| Exercise details |
Check each line of the data for "Score" and select those that have it.

──────────────────────────────

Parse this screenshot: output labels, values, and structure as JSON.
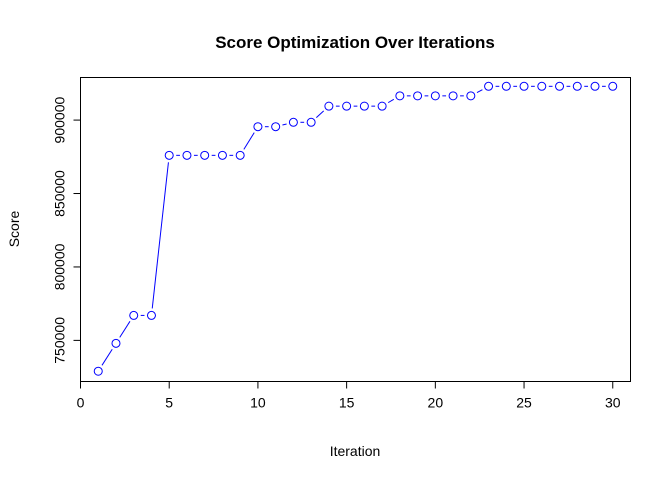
{
  "chart_data": {
    "type": "line",
    "title": "Score Optimization Over Iterations",
    "xlabel": "Iteration",
    "ylabel": "Score",
    "xlim": [
      0,
      31
    ],
    "ylim": [
      722000,
      929000
    ],
    "x_ticks": [
      0,
      5,
      10,
      15,
      20,
      25,
      30
    ],
    "y_ticks": [
      750000,
      800000,
      850000,
      900000
    ],
    "grid": false,
    "legend": "none",
    "series_color": "#0000ff",
    "marker": "open-circle",
    "line_style": "segments-between-points",
    "series": [
      {
        "x": [
          1,
          2,
          3,
          4,
          5,
          6,
          7,
          8,
          9,
          10,
          11,
          12,
          13,
          14,
          15,
          16,
          17,
          18,
          19,
          20,
          21,
          22,
          23,
          24,
          25,
          26,
          27,
          28,
          29,
          30
        ],
        "values": [
          729000,
          748000,
          767000,
          767000,
          876000,
          876000,
          876000,
          876000,
          876000,
          895500,
          895500,
          898500,
          898500,
          909500,
          909500,
          909500,
          909500,
          916500,
          916500,
          916500,
          916500,
          916500,
          923000,
          923000,
          923000,
          923000,
          923000,
          923000,
          923000,
          923000
        ]
      }
    ]
  }
}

──────────────────────────────

| The output |
    "title": "Score Optimization Over Iterations",
    "ylabel": "Score",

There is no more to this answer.